[start of GIVEN DATA]
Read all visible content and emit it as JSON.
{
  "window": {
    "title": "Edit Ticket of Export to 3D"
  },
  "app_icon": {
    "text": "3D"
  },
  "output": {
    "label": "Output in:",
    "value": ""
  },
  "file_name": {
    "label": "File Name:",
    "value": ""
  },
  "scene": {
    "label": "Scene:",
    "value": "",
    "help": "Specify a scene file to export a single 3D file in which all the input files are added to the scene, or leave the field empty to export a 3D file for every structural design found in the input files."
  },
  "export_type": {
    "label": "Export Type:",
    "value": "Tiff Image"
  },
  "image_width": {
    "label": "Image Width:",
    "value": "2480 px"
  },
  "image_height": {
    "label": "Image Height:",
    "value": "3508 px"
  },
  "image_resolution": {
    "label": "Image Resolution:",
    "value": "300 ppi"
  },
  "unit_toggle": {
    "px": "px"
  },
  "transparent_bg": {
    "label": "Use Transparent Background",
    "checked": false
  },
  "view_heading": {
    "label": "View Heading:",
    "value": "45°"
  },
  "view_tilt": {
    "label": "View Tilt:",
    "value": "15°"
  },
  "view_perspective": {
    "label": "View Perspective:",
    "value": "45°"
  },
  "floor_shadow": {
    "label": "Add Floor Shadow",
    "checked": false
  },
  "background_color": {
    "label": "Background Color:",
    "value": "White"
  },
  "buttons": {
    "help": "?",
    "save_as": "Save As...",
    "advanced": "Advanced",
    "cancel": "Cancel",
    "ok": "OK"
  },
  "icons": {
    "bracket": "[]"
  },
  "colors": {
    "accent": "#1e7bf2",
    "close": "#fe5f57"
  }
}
[end of GIVEN DATA]
> **EXERCISE DETAILS**:
Reproduce the records above exactly as they appear.

> **ANSWER TO THIS PROBLEM**:
Read all visible content and emit it as JSON.
{
  "window": {
    "title": "Edit Ticket of Export to 3D"
  },
  "app_icon": {
    "text": "3D"
  },
  "output": {
    "label": "Output in:",
    "value": ""
  },
  "file_name": {
    "label": "File Name:",
    "value": ""
  },
  "scene": {
    "label": "Scene:",
    "value": "",
    "help": "Specify a scene file to export a single 3D file in which all the input files are added to the scene, or leave the field empty to export a 3D file for every structural design found in the input files."
  },
  "export_type": {
    "label": "Export Type:",
    "value": "Tiff Image"
  },
  "image_width": {
    "label": "Image Width:",
    "value": "2480 px"
  },
  "image_height": {
    "label": "Image Height:",
    "value": "3508 px"
  },
  "image_resolution": {
    "label": "Image Resolution:",
    "value": "300 ppi"
  },
  "unit_toggle": {
    "px": "px"
  },
  "transparent_bg": {
    "label": "Use Transparent Background",
    "checked": false
  },
  "view_heading": {
    "label": "View Heading:",
    "value": "45°"
  },
  "view_tilt": {
    "label": "View Tilt:",
    "value": "15°"
  },
  "view_perspective": {
    "label": "View Perspective:",
    "value": "45°"
  },
  "floor_shadow": {
    "label": "Add Floor Shadow",
    "checked": false
  },
  "background_color": {
    "label": "Background Color:",
    "value": "White"
  },
  "buttons": {
    "help": "?",
    "save_as": "Save As...",
    "advanced": "Advanced",
    "cancel": "Cancel",
    "ok": "OK"
  },
  "icons": {
    "bracket": "[]"
  },
  "colors": {
    "accent": "#1e7bf2",
    "close": "#fe5f57"
  }
}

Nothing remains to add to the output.